Data listing:
·····
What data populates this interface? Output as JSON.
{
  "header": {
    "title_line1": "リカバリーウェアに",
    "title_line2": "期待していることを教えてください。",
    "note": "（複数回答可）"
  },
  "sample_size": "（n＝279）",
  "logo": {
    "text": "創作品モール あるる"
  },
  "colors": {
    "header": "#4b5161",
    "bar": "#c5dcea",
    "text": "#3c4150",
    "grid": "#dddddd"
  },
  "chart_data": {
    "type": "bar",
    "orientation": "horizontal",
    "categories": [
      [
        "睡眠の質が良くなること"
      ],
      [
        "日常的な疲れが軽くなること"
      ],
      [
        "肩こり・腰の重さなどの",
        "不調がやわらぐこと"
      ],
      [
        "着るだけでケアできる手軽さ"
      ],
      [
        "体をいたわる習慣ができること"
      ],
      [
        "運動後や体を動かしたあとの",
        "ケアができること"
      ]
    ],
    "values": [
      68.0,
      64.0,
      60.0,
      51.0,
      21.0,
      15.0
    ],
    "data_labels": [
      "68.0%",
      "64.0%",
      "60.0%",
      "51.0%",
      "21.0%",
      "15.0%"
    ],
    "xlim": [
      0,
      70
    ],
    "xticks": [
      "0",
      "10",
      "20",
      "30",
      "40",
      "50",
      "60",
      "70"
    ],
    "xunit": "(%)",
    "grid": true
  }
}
·····
AIM:
Go through the entries and repeat each one exactly.

EXERCISE SOLUTION:
What data populates this interface? Output as JSON.
{
  "header": {
    "title_line1": "リカバリーウェアに",
    "title_line2": "期待していることを教えてください。",
    "note": "（複数回答可）"
  },
  "sample_size": "（n＝279）",
  "logo": {
    "text": "創作品モール あるる"
  },
  "colors": {
    "header": "#4b5161",
    "bar": "#c5dcea",
    "text": "#3c4150",
    "grid": "#dddddd"
  },
  "chart_data": {
    "type": "bar",
    "orientation": "horizontal",
    "categories": [
      [
        "睡眠の質が良くなること"
      ],
      [
        "日常的な疲れが軽くなること"
      ],
      [
        "肩こり・腰の重さなどの",
        "不調がやわらぐこと"
      ],
      [
        "着るだけでケアできる手軽さ"
      ],
      [
        "体をいたわる習慣ができること"
      ],
      [
        "運動後や体を動かしたあとの",
        "ケアができること"
      ]
    ],
    "values": [
      68.0,
      64.0,
      60.0,
      51.0,
      21.0,
      15.0
    ],
    "data_labels": [
      "68.0%",
      "64.0%",
      "60.0%",
      "51.0%",
      "21.0%",
      "15.0%"
    ],
    "xlim": [
      0,
      70
    ],
    "xticks": [
      "0",
      "10",
      "20",
      "30",
      "40",
      "50",
      "60",
      "70"
    ],
    "xunit": "(%)",
    "grid": true
  }
}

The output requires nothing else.